## Goal
Convert the listing below, from its first line through the line containing "The horizontal center line CL is", into a JSON list of strings with one string per line and blank lines omitted. Include nothing past that line.
>> begin The input
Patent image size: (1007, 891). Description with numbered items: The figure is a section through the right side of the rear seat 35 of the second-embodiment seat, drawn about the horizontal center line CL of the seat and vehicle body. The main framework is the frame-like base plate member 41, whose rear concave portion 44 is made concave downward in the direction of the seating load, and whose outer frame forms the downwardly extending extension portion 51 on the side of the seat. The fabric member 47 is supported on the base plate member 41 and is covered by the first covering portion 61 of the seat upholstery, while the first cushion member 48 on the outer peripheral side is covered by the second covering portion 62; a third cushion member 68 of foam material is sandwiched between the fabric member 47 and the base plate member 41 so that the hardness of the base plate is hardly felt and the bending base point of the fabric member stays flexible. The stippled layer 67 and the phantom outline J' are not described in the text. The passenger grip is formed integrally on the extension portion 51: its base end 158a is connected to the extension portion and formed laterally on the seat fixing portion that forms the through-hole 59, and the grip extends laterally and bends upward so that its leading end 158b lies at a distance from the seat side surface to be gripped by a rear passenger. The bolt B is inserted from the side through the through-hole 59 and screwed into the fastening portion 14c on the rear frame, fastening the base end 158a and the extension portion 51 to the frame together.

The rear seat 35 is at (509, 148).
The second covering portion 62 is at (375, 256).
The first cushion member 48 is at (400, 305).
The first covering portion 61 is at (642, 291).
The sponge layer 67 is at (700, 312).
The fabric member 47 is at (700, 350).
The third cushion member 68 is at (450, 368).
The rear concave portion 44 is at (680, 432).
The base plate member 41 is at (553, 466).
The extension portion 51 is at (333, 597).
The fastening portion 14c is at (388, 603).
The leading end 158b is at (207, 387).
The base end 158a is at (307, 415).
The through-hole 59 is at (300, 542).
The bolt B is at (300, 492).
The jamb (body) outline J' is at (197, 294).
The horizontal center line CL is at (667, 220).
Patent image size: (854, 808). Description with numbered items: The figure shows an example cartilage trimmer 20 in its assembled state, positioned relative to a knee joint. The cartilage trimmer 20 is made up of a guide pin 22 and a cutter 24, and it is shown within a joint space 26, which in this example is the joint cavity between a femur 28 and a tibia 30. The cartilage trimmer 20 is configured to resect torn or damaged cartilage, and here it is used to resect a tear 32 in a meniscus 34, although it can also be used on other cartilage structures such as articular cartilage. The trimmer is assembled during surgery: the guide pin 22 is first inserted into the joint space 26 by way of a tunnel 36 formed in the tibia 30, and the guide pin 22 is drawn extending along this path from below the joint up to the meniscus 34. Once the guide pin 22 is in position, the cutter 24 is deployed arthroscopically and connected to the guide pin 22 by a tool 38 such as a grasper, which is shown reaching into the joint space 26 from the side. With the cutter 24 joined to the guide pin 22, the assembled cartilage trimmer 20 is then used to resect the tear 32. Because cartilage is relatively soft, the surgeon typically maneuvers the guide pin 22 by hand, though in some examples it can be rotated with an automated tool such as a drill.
>> end The input
## Result of the task
[
  "Patent image size: (1007, 891). Description with numbered items: The figure is a section through the right side of the rear seat 35 of the second-embodiment seat, drawn about the horizontal center line CL of the seat and vehicle body. The main framework is the frame-like base plate member 41, whose rear concave portion 44 is made concave downward in the direction of the seating load, and whose outer frame forms the downwardly extending extension portion 51 on the side of the seat. The fabric member 47 is supported on the base plate member 41 and is covered by the first covering portion 61 of the seat upholstery, while the first cushion member 48 on the outer peripheral side is covered by the second covering portion 62; a third cushion member 68 of foam material is sandwiched between the fabric member 47 and the base plate member 41 so that the hardness of the base plate is hardly felt and the bending base point of the fabric member stays flexible. The stippled layer 67 and the phantom outline J' are not described in the text. The passenger grip is formed integrally on the extension portion 51: its base end 158a is connected to the extension portion and formed laterally on the seat fixing portion that forms the through-hole 59, and the grip extends laterally and bends upward so that its leading end 158b lies at a distance from the seat side surface to be gripped by a rear passenger. The bolt B is inserted from the side through the through-hole 59 and screwed into the fastening portion 14c on the rear frame, fastening the base end 158a and the extension portion 51 to the frame together.",
  "The rear seat 35 is at (509, 148).",
  "The second covering portion 62 is at (375, 256).",
  "The first cushion member 48 is at (400, 305).",
  "The first covering portion 61 is at (642, 291).",
  "The sponge layer 67 is at (700, 312).",
  "The fabric member 47 is at (700, 350).",
  "The third cushion member 68 is at (450, 368).",
  "The rear concave portion 44 is at (680, 432).",
  "The base plate member 41 is at (553, 466).",
  "The extension portion 51 is at (333, 597).",
  "The fastening portion 14c is at (388, 603).",
  "The leading end 158b is at (207, 387).",
  "The base end 158a is at (307, 415).",
  "The through-hole 59 is at (300, 542).",
  "The bolt B is at (300, 492).",
  "The jamb (body) outline J' is at (197, 294).",
  "The horizontal center line CL is at (667, 220)."
]